WHAT TO DO
Filter the records below down to lines containing "toolbar".

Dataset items

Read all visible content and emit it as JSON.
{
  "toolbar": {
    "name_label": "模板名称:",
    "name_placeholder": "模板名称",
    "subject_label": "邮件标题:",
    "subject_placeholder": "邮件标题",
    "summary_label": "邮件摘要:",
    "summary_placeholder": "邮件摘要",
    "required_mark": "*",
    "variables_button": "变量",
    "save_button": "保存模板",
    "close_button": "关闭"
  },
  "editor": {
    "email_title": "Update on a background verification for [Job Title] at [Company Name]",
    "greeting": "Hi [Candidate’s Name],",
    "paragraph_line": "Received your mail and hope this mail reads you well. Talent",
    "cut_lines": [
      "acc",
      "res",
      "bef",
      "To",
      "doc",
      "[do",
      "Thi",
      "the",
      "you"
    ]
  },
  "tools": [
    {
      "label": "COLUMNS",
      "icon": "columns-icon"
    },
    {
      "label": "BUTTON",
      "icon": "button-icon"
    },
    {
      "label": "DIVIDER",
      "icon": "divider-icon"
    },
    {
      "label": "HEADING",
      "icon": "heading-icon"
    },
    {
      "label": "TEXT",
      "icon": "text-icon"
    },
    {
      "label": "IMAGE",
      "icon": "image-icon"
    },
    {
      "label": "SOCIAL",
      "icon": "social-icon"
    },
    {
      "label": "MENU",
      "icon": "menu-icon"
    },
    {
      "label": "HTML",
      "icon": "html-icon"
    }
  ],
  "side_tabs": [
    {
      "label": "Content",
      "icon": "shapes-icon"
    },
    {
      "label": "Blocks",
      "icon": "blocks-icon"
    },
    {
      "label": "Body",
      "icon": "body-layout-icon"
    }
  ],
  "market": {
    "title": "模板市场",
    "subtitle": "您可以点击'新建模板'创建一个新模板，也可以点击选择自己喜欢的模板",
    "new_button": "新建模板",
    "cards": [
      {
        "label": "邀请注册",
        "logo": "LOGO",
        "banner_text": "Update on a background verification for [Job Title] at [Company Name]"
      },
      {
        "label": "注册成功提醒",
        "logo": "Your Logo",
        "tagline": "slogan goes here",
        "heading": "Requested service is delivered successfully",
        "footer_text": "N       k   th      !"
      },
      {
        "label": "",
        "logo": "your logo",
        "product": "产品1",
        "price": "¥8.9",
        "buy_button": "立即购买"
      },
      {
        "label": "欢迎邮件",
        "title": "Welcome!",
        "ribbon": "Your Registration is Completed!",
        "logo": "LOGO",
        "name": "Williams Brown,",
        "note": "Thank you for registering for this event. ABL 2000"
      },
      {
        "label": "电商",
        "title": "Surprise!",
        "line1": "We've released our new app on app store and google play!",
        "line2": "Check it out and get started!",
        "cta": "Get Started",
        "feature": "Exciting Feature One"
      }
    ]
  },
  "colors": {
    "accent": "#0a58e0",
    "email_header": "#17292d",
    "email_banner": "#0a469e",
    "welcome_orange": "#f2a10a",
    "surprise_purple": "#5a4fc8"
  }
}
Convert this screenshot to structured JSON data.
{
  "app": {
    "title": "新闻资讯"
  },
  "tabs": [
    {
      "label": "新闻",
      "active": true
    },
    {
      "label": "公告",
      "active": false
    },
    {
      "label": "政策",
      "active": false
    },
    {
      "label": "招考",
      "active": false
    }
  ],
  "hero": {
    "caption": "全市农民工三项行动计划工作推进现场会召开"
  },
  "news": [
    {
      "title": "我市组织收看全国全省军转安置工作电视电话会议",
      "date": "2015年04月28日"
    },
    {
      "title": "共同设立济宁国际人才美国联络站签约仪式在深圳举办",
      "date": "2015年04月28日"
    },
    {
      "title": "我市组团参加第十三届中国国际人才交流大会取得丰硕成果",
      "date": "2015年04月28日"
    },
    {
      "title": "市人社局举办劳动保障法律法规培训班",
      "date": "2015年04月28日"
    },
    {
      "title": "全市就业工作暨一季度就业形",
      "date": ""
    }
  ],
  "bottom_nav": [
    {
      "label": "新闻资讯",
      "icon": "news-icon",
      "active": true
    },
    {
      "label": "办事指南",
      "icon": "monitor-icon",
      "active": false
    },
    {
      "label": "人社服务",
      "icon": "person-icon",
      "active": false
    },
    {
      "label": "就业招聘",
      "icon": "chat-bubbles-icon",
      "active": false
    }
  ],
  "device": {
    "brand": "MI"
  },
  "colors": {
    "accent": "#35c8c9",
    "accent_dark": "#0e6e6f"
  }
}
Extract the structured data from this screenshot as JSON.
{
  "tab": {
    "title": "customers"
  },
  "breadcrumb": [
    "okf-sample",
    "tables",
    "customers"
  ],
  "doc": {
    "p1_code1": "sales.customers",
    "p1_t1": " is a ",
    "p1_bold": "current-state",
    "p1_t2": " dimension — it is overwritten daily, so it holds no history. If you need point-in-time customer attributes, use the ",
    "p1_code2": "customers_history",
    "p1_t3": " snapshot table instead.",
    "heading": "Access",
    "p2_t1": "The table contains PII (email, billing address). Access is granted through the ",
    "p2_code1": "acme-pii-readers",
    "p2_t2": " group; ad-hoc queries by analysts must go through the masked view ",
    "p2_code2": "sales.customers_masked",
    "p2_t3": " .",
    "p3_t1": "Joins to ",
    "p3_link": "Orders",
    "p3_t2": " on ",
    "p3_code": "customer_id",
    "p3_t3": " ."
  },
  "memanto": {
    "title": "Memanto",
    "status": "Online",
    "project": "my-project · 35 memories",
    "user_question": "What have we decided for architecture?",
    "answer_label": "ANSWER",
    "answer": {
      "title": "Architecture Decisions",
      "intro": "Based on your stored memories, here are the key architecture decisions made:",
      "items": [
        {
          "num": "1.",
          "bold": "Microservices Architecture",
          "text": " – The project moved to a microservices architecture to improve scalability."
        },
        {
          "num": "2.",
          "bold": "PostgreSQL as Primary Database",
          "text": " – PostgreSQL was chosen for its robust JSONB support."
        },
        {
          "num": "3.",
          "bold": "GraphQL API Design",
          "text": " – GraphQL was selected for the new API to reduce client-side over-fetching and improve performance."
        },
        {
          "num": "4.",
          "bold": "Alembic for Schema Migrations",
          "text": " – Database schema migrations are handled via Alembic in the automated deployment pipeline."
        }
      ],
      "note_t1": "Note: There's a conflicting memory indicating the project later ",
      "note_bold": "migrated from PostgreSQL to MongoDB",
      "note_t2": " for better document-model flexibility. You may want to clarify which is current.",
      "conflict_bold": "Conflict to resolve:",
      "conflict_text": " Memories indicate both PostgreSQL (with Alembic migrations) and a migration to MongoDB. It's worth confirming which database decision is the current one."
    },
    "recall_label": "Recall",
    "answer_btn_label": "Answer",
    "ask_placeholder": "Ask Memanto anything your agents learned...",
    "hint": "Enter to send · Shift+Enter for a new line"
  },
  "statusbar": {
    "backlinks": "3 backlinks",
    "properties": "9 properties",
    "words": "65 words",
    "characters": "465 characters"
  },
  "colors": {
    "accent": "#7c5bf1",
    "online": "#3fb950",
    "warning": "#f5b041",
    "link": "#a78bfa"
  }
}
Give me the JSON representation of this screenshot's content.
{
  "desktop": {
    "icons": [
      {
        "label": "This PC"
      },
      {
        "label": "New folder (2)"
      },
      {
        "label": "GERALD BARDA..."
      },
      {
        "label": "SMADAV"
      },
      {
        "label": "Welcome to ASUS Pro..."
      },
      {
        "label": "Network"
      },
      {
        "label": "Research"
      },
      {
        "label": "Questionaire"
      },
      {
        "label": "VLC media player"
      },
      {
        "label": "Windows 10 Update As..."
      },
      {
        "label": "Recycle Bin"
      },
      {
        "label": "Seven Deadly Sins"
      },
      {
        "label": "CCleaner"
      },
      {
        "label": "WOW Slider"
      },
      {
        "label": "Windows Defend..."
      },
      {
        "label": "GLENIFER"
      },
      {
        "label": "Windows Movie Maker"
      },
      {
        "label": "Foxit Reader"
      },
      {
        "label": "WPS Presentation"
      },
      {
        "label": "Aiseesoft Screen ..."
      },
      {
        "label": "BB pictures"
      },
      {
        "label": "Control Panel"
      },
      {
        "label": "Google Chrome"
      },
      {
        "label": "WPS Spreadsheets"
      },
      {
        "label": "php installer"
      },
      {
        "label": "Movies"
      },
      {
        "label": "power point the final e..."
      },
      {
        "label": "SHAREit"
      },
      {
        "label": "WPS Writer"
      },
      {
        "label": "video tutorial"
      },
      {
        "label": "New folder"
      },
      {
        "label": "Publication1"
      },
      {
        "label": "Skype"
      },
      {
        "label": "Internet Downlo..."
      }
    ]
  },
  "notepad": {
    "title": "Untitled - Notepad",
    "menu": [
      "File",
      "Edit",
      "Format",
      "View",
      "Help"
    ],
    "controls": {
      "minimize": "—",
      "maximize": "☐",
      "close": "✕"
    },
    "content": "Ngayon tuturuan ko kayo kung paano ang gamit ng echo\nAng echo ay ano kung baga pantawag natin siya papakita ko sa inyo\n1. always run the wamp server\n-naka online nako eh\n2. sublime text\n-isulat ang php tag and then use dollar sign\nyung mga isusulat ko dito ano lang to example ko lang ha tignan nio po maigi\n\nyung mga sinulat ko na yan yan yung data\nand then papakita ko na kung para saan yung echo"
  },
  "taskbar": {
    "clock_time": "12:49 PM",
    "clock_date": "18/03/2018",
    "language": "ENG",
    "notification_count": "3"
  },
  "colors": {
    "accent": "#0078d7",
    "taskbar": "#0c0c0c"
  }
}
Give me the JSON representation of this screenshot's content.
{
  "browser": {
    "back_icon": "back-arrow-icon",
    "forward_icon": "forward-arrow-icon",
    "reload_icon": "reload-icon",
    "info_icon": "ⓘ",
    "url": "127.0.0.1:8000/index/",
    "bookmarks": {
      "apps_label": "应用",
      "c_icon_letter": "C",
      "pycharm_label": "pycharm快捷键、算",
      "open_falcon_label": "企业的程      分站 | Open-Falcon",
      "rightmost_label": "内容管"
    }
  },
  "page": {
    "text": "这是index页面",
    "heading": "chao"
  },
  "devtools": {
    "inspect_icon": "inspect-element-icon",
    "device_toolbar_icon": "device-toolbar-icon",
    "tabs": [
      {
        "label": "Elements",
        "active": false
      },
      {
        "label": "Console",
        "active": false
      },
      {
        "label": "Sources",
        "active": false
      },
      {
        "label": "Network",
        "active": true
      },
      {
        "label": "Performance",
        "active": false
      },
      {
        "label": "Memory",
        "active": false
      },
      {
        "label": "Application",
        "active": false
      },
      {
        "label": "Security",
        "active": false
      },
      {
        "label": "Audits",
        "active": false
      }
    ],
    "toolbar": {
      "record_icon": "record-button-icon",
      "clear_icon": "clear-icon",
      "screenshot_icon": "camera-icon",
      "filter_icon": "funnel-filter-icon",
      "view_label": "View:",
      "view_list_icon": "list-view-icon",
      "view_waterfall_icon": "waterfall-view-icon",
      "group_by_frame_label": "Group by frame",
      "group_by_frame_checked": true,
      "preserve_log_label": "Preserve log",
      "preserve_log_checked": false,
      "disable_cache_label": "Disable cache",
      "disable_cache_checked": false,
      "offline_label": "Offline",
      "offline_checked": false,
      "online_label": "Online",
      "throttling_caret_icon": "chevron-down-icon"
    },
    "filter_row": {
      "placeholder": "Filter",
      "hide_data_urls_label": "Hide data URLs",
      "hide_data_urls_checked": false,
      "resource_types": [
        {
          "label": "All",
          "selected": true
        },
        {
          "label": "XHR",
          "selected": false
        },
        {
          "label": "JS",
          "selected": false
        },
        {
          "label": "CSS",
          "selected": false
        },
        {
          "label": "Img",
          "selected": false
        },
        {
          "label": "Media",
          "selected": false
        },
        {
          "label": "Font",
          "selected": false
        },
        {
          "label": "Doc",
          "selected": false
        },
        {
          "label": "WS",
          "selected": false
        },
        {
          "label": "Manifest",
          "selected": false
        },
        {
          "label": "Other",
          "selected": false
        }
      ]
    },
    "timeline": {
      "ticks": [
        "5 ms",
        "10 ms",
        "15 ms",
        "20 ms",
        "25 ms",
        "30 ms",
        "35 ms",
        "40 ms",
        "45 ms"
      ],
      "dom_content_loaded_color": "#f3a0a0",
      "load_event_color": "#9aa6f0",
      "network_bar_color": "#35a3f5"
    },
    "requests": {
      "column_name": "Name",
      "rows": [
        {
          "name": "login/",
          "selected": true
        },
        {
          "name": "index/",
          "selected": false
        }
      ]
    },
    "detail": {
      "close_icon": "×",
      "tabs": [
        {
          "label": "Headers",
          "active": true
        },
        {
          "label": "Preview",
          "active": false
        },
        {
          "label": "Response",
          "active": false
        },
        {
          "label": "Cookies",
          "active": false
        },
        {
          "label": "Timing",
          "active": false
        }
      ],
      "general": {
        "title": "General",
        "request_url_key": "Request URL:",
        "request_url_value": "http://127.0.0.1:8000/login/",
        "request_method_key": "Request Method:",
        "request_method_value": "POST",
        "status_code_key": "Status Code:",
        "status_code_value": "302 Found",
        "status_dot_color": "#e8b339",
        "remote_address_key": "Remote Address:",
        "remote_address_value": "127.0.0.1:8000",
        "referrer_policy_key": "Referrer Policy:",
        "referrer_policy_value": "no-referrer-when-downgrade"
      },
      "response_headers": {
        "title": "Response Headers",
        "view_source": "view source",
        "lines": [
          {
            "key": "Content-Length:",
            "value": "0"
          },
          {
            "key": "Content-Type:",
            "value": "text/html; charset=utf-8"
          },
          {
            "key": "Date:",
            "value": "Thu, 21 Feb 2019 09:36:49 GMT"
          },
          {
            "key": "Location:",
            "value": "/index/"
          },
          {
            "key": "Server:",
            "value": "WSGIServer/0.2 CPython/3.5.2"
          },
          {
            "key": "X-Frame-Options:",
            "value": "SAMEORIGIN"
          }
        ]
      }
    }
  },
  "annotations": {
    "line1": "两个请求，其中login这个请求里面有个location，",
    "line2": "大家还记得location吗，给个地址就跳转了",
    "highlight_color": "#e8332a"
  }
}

RESULT FOR THIS EXERCISE
  "toolbar": {
    "device_toolbar_icon": "device-toolbar-icon",
    "toolbar": {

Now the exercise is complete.